══ Page ══

Aurélie Filippetti a certainement cru faire plaisir à un des dessinateurs français les plus connus, créateur d’Adèle Blanc-Sec, héroïne féministe de la Belle-Epoque. Après tout, notre ministre de la culture, fille d’un sidérurgiste lorrain sur lequel jadis, elle avait écrit un beau roman, Les derniers jours de la classe ouvrière (Stock) et qui a battu aux dernières législatives le candidat de droite dans la circonscription historique des Wendel, doit être encore persuadée, malgré Florange, qu’elle siège dans un gouvernement de gauche. Mais Jacques Tardi, viscéralement pacifiste et libertaire, s’est aussi beaucoup penché sur le carnage de la guerre de 14 ou encore, avec  Jean Vautrin comme scénariste, sur l’histoire de la Commune dans Le Cri du Peuple. Et Aurélie Filippetti a sans doute sous-estimé ce qu’un artiste comme lui peut vraiment penser de notre monde tel qu’il ne va pas.

Tardi met fin en même temps à la légende consistant à dire qu’il faudrait directement demander la légion d’honneur pour avoir une chance de l’obtenir. Non, en fait, des excellences haut placées peuvent simplement vouloir vous faire plaisir, en jouant sur la fierté qu’il y aurait à recevoir ce plus célèbre des hochets de la vanité, créé par Napoléon 1er. Vous faire plaisir, ou plus subtilement, vous rendre reconnaissants car on sait bien depuis La Rochefoucauld que les consciences les plus pures se laissent parfois dévorer par l’amour-propre.

═══
══ Extrait de données ══

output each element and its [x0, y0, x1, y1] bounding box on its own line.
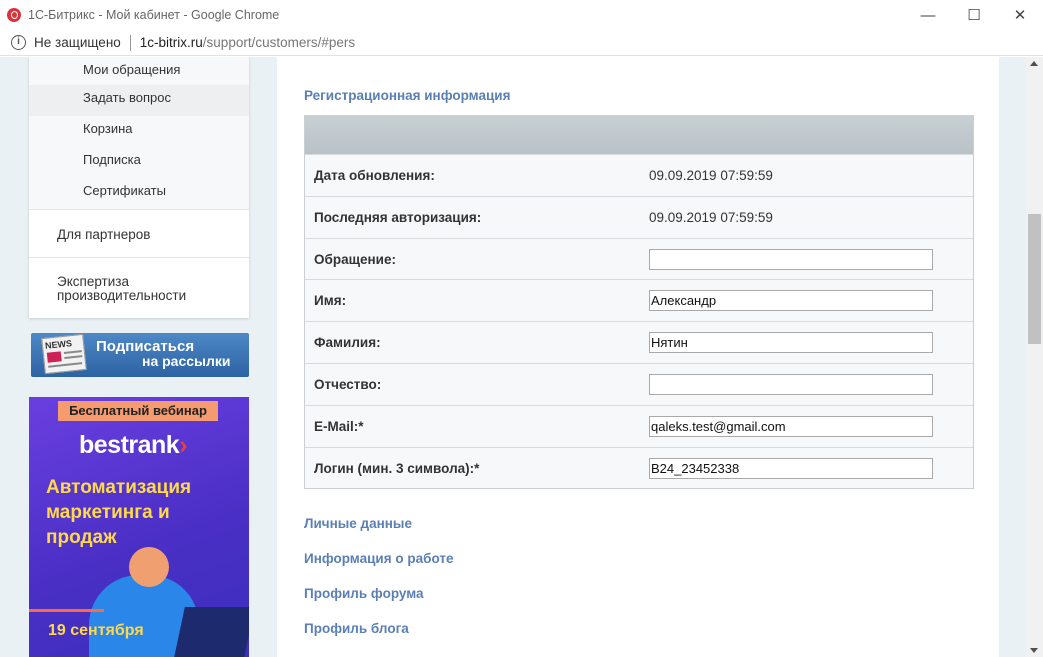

═══

* **Consigne**
D'après la page, quel est le titre du roman qu'Aurélie Filippetti a écrit sur son père sidérurgiste ?

* **Réponse**
Les derniers jours de la classe ouvrière